[Extracted records]
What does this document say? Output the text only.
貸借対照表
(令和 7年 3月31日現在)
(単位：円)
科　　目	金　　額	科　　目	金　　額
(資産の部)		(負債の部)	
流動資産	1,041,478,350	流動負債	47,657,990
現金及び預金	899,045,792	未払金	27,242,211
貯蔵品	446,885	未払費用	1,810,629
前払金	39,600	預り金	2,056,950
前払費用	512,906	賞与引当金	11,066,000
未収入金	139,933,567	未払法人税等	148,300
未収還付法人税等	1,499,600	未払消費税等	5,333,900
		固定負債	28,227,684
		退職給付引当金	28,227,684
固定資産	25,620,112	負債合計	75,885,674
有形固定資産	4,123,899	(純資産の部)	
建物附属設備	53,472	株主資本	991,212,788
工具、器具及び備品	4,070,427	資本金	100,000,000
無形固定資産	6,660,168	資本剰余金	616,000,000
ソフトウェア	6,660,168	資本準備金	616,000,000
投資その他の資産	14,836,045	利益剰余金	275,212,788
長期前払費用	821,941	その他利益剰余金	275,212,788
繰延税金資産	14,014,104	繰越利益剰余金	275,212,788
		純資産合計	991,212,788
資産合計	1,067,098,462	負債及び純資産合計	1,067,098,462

...

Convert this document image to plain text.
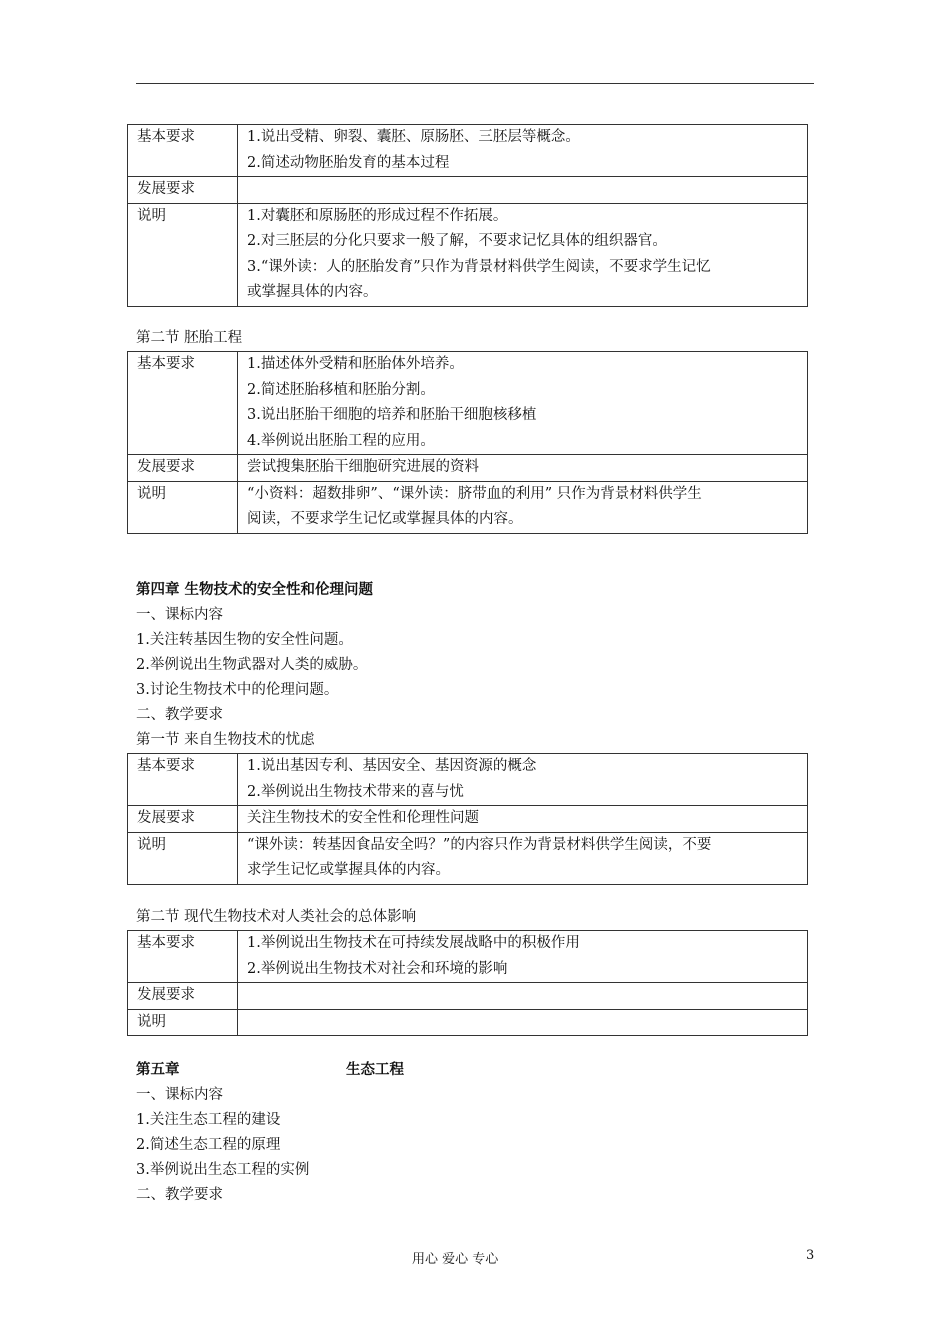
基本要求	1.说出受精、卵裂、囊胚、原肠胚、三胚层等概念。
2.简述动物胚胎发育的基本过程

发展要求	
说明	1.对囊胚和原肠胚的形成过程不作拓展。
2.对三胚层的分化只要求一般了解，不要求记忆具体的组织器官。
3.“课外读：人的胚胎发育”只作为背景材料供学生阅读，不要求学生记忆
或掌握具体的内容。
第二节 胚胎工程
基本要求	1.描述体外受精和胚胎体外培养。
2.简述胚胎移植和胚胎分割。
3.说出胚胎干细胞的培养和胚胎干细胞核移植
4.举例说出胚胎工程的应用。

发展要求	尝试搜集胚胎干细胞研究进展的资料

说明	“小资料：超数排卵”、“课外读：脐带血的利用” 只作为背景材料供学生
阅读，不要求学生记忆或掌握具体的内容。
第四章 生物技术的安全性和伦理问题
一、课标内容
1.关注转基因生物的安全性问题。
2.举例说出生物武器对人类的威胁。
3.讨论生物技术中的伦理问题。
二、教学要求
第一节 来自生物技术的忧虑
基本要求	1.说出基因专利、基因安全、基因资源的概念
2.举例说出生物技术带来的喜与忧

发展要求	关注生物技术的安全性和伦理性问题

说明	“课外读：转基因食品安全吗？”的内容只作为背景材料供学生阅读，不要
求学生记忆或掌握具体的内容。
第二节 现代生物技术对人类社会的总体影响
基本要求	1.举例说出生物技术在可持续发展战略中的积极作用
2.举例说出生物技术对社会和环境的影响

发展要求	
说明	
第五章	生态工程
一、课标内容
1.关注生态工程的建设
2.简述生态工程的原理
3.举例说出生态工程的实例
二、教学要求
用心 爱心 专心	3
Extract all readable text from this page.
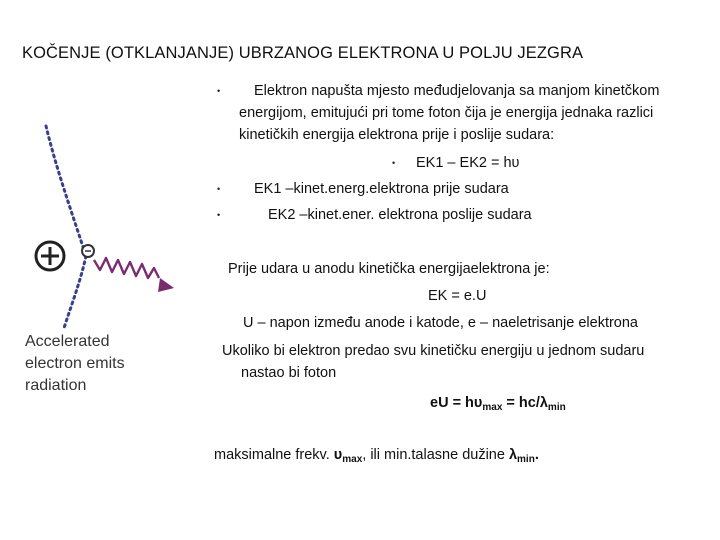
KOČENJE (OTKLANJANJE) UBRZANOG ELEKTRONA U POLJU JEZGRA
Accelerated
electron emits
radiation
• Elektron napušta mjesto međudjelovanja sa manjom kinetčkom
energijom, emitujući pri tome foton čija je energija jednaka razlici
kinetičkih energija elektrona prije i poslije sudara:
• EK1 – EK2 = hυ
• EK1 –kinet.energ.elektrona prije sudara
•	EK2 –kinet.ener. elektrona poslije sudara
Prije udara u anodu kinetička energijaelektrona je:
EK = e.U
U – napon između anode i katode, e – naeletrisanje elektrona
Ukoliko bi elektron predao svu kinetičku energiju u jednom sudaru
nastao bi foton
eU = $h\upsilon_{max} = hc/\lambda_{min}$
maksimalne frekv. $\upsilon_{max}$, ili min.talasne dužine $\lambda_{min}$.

» TASK GOAL:
Find how many lines in the records contain the string "发展要求", then give the number alone.

» TASK OUTPUT:
4